Part of a data file

· · · ·

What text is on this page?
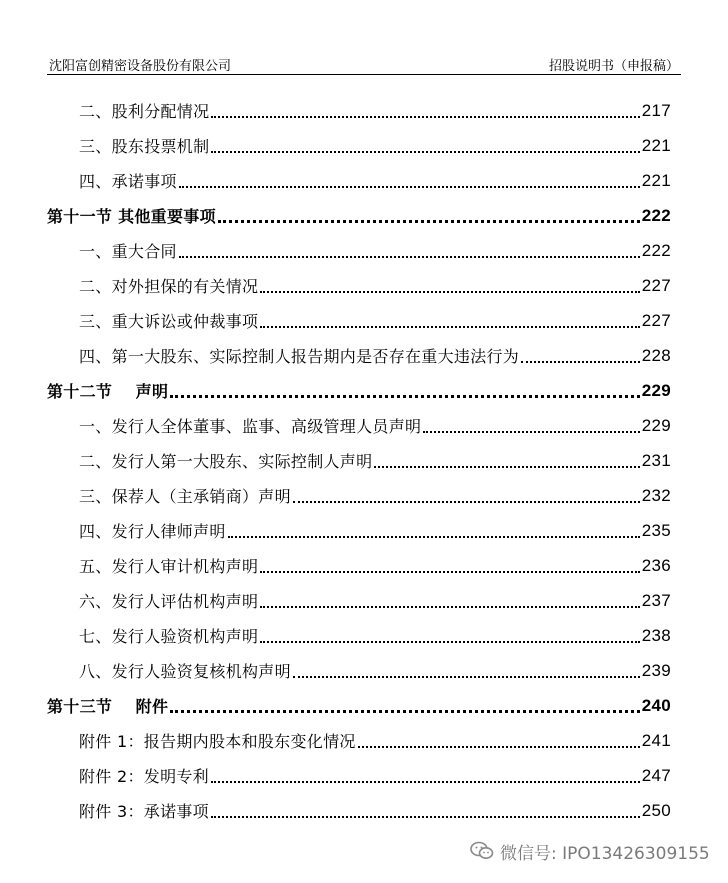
沈阳富创精密设备股份有限公司	招股说明书（申报稿）
二、股利分配情况	217
三、股东投票机制	221
四、承诺事项	221
第十一节 其他重要事项	222
一、重大合同	222
二、对外担保的有关情况	227
三、重大诉讼或仲裁事项	227
四、第一大股东、实际控制人报告期内是否存在重大违法行为	228
第十二节    声明	229
一、发行人全体董事、监事、高级管理人员声明	229
二、发行人第一大股东、实际控制人声明	231
三、保荐人（主承销商）声明	232
四、发行人律师声明	235
五、发行人审计机构声明	236
六、发行人评估机构声明	237
七、发行人验资机构声明	238
八、发行人验资复核机构声明	239
第十三节    附件	240
附件 1：报告期内股本和股东变化情况	241
附件 2：发明专利	247
附件 3：承诺事项	250
微信号: IPO13426309155
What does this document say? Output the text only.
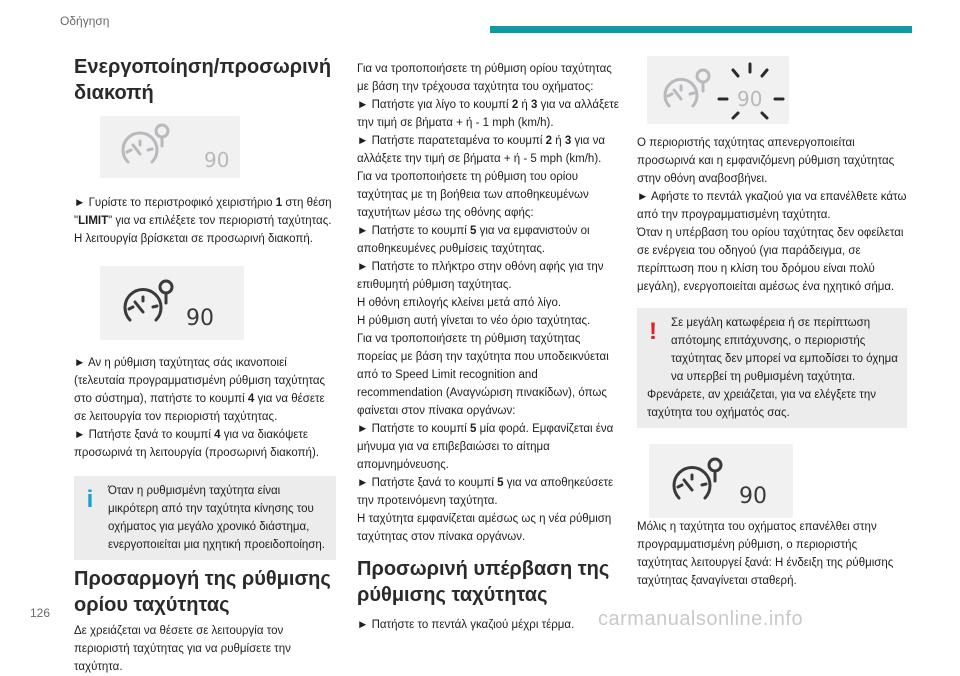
Οδήγηση
Ενεργοποίηση/προσωρινή διακοπή
90

► Γυρίστε το περιστροφικό χειριστήριο 1 στη θέση "LIMIT" για να επιλέξετε τον περιοριστή ταχύτητας. Η λειτουργία βρίσκεται σε προσωρινή διακοπή.

90

► Αν η ρύθμιση ταχύτητας σάς ικανοποιεί (τελευταία προγραμματισμένη ρύθμιση ταχύτητας στο σύστημα), πατήστε το κουμπί 4 για να θέσετε σε λειτουργία τον περιοριστή ταχύτητας.

► Πατήστε ξανά το κουμπί 4 για να διακόψετε προσωρινά τη λειτουργία (προσωρινή διακοπή).

i	Όταν η ρυθμισμένη ταχύτητα είναι μικρότερη από την ταχύτητα κίνησης του οχήματος για μεγάλο χρονικό διάστημα, ενεργοποιείται μια ηχητική προειδοποίηση.

Προσαρμογή της ρύθμισης ορίου ταχύτητας

Δε χρειάζεται να θέσετε σε λειτουργία τον περιοριστή ταχύτητας για να ρυθμίσετε την ταχύτητα.

Για να τροποποιήσετε τη ρύθμιση ορίου ταχύτητας με βάση την τρέχουσα ταχύτητα του οχήματος:

► Πατήστε για λίγο το κουμπί 2 ή 3 για να αλλάξετε την τιμή σε βήματα + ή - 1 mph (km/h).

► Πατήστε παρατεταμένα το κουμπί 2 ή 3 για να αλλάξετε την τιμή σε βήματα + ή - 5 mph (km/h).

Για να τροποποιήσετε τη ρύθμιση του ορίου ταχύτητας με τη βοήθεια των αποθηκευμένων ταχυτήτων μέσω της οθόνης αφής:

► Πατήστε το κουμπί 5 για να εμφανιστούν οι αποθηκευμένες ρυθμίσεις ταχύτητας.

► Πατήστε το πλήκτρο στην οθόνη αφής για την επιθυμητή ρύθμιση ταχύτητας.

Η οθόνη επιλογής κλείνει μετά από λίγο.

Η ρύθμιση αυτή γίνεται το νέο όριο ταχύτητας.

Για να τροποποιήσετε τη ρύθμιση ταχύτητας πορείας με βάση την ταχύτητα που υποδεικνύεται από το Speed Limit recognition and recommendation (Αναγνώριση πινακίδων), όπως φαίνεται στον πίνακα οργάνων:

► Πατήστε το κουμπί 5 μία φορά. Εμφανίζεται ένα μήνυμα για να επιβεβαιώσει το αίτημα απομνημόνευσης.

► Πατήστε ξανά το κουμπί 5 για να αποθηκεύσετε την προτεινόμενη ταχύτητα.

Η ταχύτητα εμφανίζεται αμέσως ως η νέα ρύθμιση ταχύτητας στον πίνακα οργάνων.

Προσωρινή υπέρβαση της ρύθμισης ταχύτητας

► Πατήστε το πεντάλ γκαζιού μέχρι τέρμα.

90

Ο περιοριστής ταχύτητας απενεργοποιείται προσωρινά και η εμφανιζόμενη ρύθμιση ταχύτητας στην οθόνη αναβοσβήνει.

► Αφήστε το πεντάλ γκαζιού για να επανέλθετε κάτω από την προγραμματισμένη ταχύτητα.

Όταν η υπέρβαση του ορίου ταχύτητας δεν οφείλεται σε ενέργεια του οδηγού (για παράδειγμα, σε περίπτωση που η κλίση του δρόμου είναι πολύ μεγάλη), ενεργοποιείται αμέσως ένα ηχητικό σήμα.

!	Σε μεγάλη κατωφέρεια ή σε περίπτωση απότομης επιτάχυνσης, ο περιοριστής ταχύτητας δεν μπορεί να εμποδίσει το όχημα να υπερβεί τη ρυθμισμένη ταχύτητα.

Φρενάρετε, αν χρειάζεται, για να ελέγξετε την ταχύτητα του οχήματός σας.

90

Μόλις η ταχύτητα του οχήματος επανέλθει στην προγραμματισμένη ρύθμιση, ο περιοριστής ταχύτητας λειτουργεί ξανά: Η ένδειξη της ρύθμισης ταχύτητας ξαναγίνεται σταθερή.

126	carmanualsonline.info
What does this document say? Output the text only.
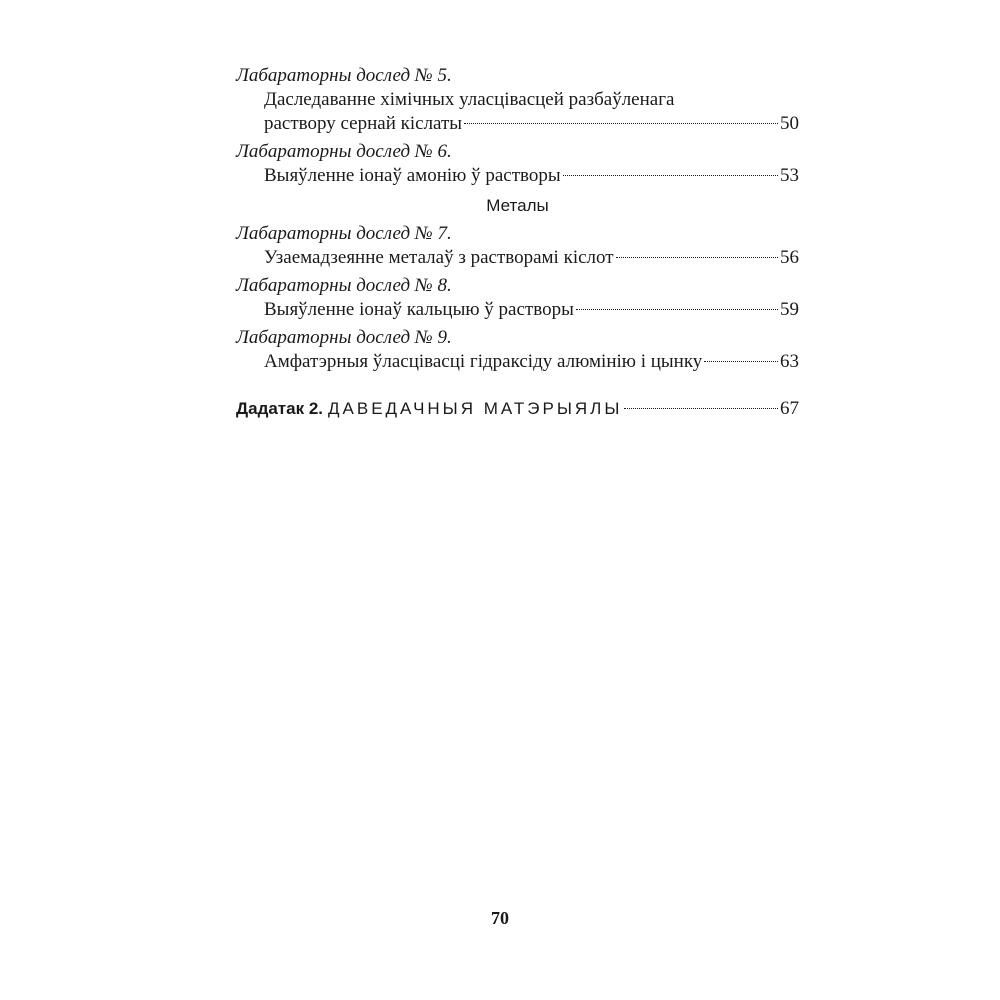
Лабараторны дослед № 5.
Даследаванне хімічных уласцівасцей разбаўленага
раствору сернай кіслаты	50
Лабараторны дослед № 6.
Выяўленне іонаў амонію ў растворы	53
Металы
Лабараторны дослед № 7.
Узаемадзеянне металаў з растворамі кіслот	56
Лабараторны дослед № 8.
Выяўленне іонаў кальцыю ў растворы	59
Лабараторны дослед № 9.
Амфатэрныя ўласцівасці гідраксіду алюмінію і цынку	63
Дадатак 2. ДАВЕДАЧНЫЯ МАТЭРЫЯЛЫ	67
70
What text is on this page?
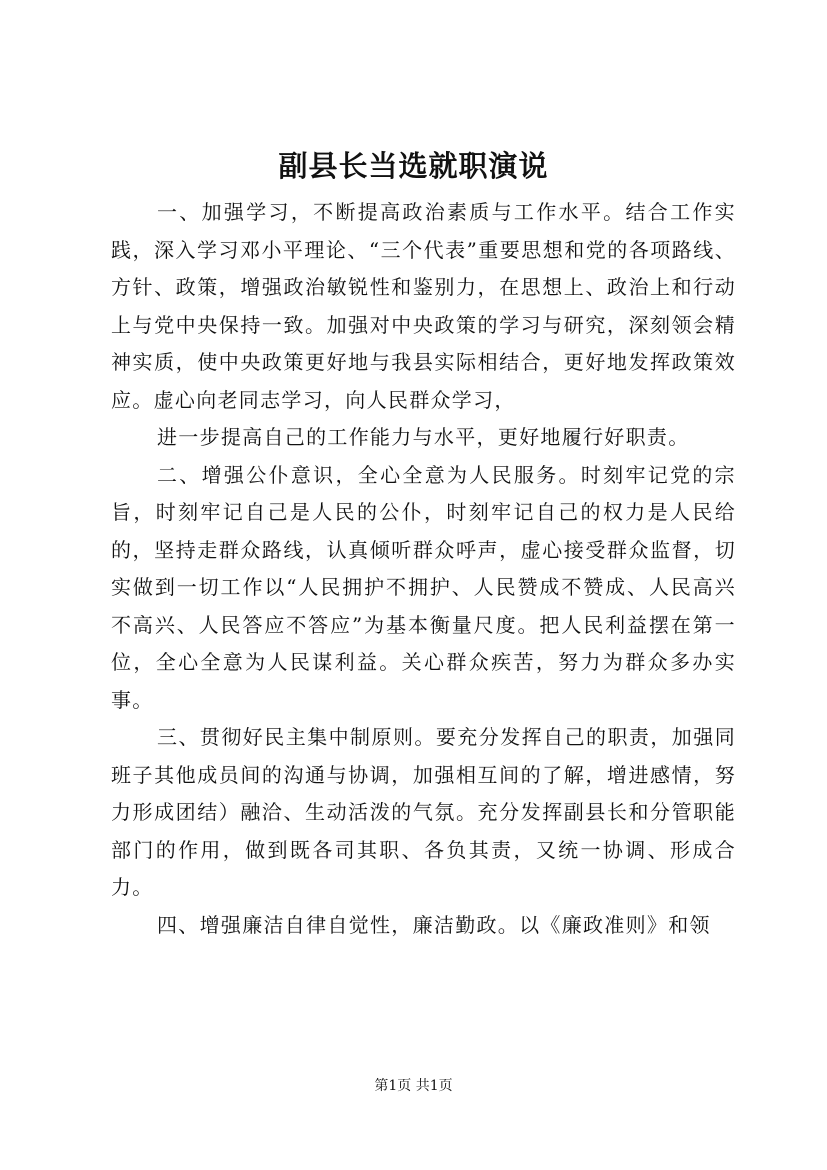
副县长当选就职演说

一、加强学习，不断提高政治素质与工作水平。结合工作实践，深入学习邓小平理论、“三个代表”重要思想和党的各项路线、方针、政策，增强政治敏锐性和鉴别力，在思想上、政治上和行动上与党中央保持一致。加强对中央政策的学习与研究，深刻领会精神实质，使中央政策更好地与我县实际相结合，更好地发挥政策效应。虚心向老同志学习，向人民群众学习，

进一步提高自己的工作能力与水平，更好地履行好职责。

二、增强公仆意识，全心全意为人民服务。时刻牢记党的宗旨，时刻牢记自己是人民的公仆，时刻牢记自己的权力是人民给的，坚持走群众路线，认真倾听群众呼声，虚心接受群众监督，切实做到一切工作以“人民拥护不拥护、人民赞成不赞成、人民高兴不高兴、人民答应不答应”为基本衡量尺度。把人民利益摆在第一位，全心全意为人民谋利益。关心群众疾苦，努力为群众多办实事。

三、贯彻好民主集中制原则。要充分发挥自己的职责，加强同班子其他成员间的沟通与协调，加强相互间的了解，增进感情，努力形成团结）融洽、生动活泼的气氛。充分发挥副县长和分管职能部门的作用，做到既各司其职、各负其责，又统一协调、形成合力。

四、增强廉洁自律自觉性，廉洁勤政。以《廉政准则》和领

第1页 共1页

· · · ·

-- Given task --
Return all the lines that contain the string "γκαζιού".

-- Result for this task --
► Πατήστε το πεντάλ γκαζιού μέχρι τέρμα.
► Αφήστε το πεντάλ γκαζιού για να επανέλθετε κάτω από την προγραμματισμένη ταχύτητα.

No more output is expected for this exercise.